## Start

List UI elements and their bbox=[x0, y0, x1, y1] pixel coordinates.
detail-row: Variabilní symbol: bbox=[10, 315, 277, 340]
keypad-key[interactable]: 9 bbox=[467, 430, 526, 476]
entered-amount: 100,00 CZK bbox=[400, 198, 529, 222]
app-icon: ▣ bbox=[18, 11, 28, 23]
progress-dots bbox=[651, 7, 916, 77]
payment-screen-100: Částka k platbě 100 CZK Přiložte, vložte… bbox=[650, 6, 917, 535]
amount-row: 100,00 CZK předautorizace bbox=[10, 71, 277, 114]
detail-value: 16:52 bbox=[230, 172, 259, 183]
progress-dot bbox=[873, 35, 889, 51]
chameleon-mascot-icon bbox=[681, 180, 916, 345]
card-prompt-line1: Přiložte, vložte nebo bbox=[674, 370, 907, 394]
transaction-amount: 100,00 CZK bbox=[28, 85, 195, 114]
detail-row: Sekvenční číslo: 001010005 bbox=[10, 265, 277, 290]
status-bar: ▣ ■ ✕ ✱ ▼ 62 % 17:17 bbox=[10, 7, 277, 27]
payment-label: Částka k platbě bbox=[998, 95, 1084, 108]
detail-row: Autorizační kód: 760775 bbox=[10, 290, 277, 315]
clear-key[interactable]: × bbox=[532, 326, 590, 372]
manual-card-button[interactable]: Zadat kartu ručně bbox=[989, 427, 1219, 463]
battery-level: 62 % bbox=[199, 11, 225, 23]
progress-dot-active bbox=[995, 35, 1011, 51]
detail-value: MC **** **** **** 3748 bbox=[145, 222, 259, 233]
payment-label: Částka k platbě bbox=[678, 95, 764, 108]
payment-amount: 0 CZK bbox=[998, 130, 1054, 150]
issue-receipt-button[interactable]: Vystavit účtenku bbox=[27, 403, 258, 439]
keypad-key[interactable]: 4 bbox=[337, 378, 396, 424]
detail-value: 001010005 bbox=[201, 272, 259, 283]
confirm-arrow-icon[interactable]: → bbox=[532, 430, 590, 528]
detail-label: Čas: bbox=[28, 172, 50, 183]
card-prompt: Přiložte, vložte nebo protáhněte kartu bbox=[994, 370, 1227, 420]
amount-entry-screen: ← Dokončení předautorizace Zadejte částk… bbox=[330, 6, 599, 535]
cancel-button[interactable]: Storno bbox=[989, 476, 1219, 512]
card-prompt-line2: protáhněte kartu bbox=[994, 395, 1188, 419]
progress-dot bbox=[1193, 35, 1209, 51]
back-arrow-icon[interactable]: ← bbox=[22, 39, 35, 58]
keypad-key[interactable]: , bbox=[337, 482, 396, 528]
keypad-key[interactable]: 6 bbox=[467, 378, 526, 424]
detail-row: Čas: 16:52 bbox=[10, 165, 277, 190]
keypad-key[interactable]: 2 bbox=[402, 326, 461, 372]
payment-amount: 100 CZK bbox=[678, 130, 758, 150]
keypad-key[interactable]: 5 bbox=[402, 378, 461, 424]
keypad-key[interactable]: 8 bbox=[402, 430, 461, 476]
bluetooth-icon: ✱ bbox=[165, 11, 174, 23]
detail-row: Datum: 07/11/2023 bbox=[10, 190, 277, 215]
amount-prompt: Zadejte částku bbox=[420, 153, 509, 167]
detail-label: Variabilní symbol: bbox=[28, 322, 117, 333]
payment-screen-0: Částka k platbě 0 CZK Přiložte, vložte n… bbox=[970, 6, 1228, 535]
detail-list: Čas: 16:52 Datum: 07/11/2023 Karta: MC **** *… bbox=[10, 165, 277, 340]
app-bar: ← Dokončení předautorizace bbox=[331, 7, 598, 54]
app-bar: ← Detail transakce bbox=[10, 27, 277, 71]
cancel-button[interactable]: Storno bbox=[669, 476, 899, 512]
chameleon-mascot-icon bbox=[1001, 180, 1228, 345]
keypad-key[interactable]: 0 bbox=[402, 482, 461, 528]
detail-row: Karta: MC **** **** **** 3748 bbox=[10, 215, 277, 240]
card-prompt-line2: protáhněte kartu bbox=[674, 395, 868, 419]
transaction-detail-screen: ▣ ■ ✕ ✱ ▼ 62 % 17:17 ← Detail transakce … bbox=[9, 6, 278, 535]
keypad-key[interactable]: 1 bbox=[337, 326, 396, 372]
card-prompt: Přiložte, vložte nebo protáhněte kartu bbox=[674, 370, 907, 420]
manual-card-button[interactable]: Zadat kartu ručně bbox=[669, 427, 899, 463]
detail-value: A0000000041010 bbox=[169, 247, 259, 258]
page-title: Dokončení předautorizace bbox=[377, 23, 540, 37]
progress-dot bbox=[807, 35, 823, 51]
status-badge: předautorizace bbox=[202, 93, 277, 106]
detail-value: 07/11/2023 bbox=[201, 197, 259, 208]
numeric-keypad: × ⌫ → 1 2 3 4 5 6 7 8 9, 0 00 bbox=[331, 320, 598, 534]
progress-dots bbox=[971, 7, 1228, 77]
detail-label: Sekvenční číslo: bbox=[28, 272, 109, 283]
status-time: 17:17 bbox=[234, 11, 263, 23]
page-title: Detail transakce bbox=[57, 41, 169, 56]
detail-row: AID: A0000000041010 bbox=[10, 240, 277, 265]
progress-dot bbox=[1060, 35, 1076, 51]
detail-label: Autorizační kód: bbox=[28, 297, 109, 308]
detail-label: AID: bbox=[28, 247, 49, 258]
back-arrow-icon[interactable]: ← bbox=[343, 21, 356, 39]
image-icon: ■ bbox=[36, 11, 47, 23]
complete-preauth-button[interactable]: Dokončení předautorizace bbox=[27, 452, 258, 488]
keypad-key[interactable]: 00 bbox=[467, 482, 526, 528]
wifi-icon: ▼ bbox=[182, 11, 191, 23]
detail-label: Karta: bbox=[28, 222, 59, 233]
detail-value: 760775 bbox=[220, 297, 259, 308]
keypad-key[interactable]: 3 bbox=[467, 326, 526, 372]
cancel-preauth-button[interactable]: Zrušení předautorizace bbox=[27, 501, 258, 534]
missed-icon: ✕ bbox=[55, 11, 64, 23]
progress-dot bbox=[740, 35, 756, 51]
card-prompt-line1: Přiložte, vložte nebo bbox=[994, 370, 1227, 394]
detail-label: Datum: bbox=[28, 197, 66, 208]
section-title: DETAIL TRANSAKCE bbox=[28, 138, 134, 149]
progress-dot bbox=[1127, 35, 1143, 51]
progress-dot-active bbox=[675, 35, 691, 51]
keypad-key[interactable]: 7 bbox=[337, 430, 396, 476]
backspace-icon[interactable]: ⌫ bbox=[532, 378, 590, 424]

## End

(Directive) Copy, word for word, the lines from the start of the records through the line containing "detail-row: Čas: 16:52", with both ends included.

(The answer)
List UI elements and their bbox=[x0, y0, x1, y1] pixel coordinates.
detail-row: Variabilní symbol: bbox=[10, 315, 277, 340]
keypad-key[interactable]: 9 bbox=[467, 430, 526, 476]
entered-amount: 100,00 CZK bbox=[400, 198, 529, 222]
app-icon: ▣ bbox=[18, 11, 28, 23]
progress-dots bbox=[651, 7, 916, 77]
payment-screen-100: Částka k platbě 100 CZK Přiložte, vložte… bbox=[650, 6, 917, 535]
amount-row: 100,00 CZK předautorizace bbox=[10, 71, 277, 114]
detail-value: 16:52 bbox=[230, 172, 259, 183]
progress-dot bbox=[873, 35, 889, 51]
chameleon-mascot-icon bbox=[681, 180, 916, 345]
card-prompt-line1: Přiložte, vložte nebo bbox=[674, 370, 907, 394]
transaction-amount: 100,00 CZK bbox=[28, 85, 195, 114]
detail-row: Sekvenční číslo: 001010005 bbox=[10, 265, 277, 290]
status-bar: ▣ ■ ✕ ✱ ▼ 62 % 17:17 bbox=[10, 7, 277, 27]
payment-label: Částka k platbě bbox=[998, 95, 1084, 108]
detail-row: Autorizační kód: 760775 bbox=[10, 290, 277, 315]
clear-key[interactable]: × bbox=[532, 326, 590, 372]
manual-card-button[interactable]: Zadat kartu ručně bbox=[989, 427, 1219, 463]
battery-level: 62 % bbox=[199, 11, 225, 23]
progress-dot-active bbox=[995, 35, 1011, 51]
detail-value: MC **** **** **** 3748 bbox=[145, 222, 259, 233]
payment-label: Částka k platbě bbox=[678, 95, 764, 108]
payment-amount: 0 CZK bbox=[998, 130, 1054, 150]
issue-receipt-button[interactable]: Vystavit účtenku bbox=[27, 403, 258, 439]
keypad-key[interactable]: 4 bbox=[337, 378, 396, 424]
detail-value: 001010005 bbox=[201, 272, 259, 283]
confirm-arrow-icon[interactable]: → bbox=[532, 430, 590, 528]
detail-label: Čas: bbox=[28, 172, 50, 183]
card-prompt: Přiložte, vložte nebo protáhněte kartu bbox=[994, 370, 1227, 420]
amount-entry-screen: ← Dokončení předautorizace Zadejte částk… bbox=[330, 6, 599, 535]
cancel-button[interactable]: Storno bbox=[989, 476, 1219, 512]
card-prompt-line2: protáhněte kartu bbox=[994, 395, 1188, 419]
progress-dot bbox=[1193, 35, 1209, 51]
back-arrow-icon[interactable]: ← bbox=[22, 39, 35, 58]
keypad-key[interactable]: , bbox=[337, 482, 396, 528]
keypad-key[interactable]: 6 bbox=[467, 378, 526, 424]
detail-row: Čas: 16:52 bbox=[10, 165, 277, 190]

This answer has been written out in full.